Repeat each line exactly, leaving nothing out.
[START Records provided]
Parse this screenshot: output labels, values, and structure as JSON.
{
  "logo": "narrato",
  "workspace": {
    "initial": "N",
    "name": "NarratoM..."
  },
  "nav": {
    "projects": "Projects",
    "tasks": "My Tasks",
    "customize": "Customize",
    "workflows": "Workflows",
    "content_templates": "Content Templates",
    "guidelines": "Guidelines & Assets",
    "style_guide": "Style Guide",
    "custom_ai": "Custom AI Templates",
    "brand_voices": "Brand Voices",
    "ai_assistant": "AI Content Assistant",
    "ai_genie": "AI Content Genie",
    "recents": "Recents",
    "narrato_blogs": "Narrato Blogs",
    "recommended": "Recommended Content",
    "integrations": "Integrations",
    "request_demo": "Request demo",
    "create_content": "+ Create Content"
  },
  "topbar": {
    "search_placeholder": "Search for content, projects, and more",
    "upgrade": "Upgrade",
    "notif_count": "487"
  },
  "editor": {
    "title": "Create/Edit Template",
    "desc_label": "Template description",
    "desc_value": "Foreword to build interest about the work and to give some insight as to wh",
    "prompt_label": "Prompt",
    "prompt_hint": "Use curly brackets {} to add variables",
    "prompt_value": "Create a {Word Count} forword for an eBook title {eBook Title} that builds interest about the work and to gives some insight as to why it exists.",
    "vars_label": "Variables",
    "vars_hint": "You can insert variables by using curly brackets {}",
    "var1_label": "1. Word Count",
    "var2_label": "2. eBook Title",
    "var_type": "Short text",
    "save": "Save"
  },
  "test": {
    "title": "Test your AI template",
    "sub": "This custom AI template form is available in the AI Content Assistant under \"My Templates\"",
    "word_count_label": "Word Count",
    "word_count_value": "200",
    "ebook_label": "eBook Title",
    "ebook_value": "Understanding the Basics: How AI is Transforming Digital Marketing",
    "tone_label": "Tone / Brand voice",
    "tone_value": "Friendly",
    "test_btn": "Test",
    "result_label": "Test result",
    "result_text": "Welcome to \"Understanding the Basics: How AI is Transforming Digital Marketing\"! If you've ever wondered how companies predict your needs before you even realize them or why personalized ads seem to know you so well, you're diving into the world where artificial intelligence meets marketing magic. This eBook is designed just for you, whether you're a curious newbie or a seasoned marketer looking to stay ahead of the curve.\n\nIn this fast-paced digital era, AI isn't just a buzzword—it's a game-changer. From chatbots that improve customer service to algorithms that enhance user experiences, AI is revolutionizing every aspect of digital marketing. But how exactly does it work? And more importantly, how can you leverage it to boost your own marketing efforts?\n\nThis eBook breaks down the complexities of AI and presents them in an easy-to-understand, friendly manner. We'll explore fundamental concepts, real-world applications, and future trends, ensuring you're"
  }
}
[END Records provided]
Solved problem:
Parse this screenshot: output labels, values, and structure as JSON.
{
  "logo": "narrato",
  "workspace": {
    "initial": "N",
    "name": "NarratoM..."
  },
  "nav": {
    "projects": "Projects",
    "tasks": "My Tasks",
    "customize": "Customize",
    "workflows": "Workflows",
    "content_templates": "Content Templates",
    "guidelines": "Guidelines & Assets",
    "style_guide": "Style Guide",
    "custom_ai": "Custom AI Templates",
    "brand_voices": "Brand Voices",
    "ai_assistant": "AI Content Assistant",
    "ai_genie": "AI Content Genie",
    "recents": "Recents",
    "narrato_blogs": "Narrato Blogs",
    "recommended": "Recommended Content",
    "integrations": "Integrations",
    "request_demo": "Request demo",
    "create_content": "+ Create Content"
  },
  "topbar": {
    "search_placeholder": "Search for content, projects, and more",
    "upgrade": "Upgrade",
    "notif_count": "487"
  },
  "editor": {
    "title": "Create/Edit Template",
    "desc_label": "Template description",
    "desc_value": "Foreword to build interest about the work and to give some insight as to wh",
    "prompt_label": "Prompt",
    "prompt_hint": "Use curly brackets {} to add variables",
    "prompt_value": "Create a {Word Count} forword for an eBook title {eBook Title} that builds interest about the work and to gives some insight as to why it exists.",
    "vars_label": "Variables",
    "vars_hint": "You can insert variables by using curly brackets {}",
    "var1_label": "1. Word Count",
    "var2_label": "2. eBook Title",
    "var_type": "Short text",
    "save": "Save"
  },
  "test": {
    "title": "Test your AI template",
    "sub": "This custom AI template form is available in the AI Content Assistant under \"My Templates\"",
    "word_count_label": "Word Count",
    "word_count_value": "200",
    "ebook_label": "eBook Title",
    "ebook_value": "Understanding the Basics: How AI is Transforming Digital Marketing",
    "tone_label": "Tone / Brand voice",
    "tone_value": "Friendly",
    "test_btn": "Test",
    "result_label": "Test result",
    "result_text": "Welcome to \"Understanding the Basics: How AI is Transforming Digital Marketing\"! If you've ever wondered how companies predict your needs before you even realize them or why personalized ads seem to know you so well, you're diving into the world where artificial intelligence meets marketing magic. This eBook is designed just for you, whether you're a curious newbie or a seasoned marketer looking to stay ahead of the curve.\n\nIn this fast-paced digital era, AI isn't just a buzzword—it's a game-changer. From chatbots that improve customer service to algorithms that enhance user experiences, AI is revolutionizing every aspect of digital marketing. But how exactly does it work? And more importantly, how can you leverage it to boost your own marketing efforts?\n\nThis eBook breaks down the complexities of AI and presents them in an easy-to-understand, friendly manner. We'll explore fundamental concepts, real-world applications, and future trends, ensuring you're"
  }
}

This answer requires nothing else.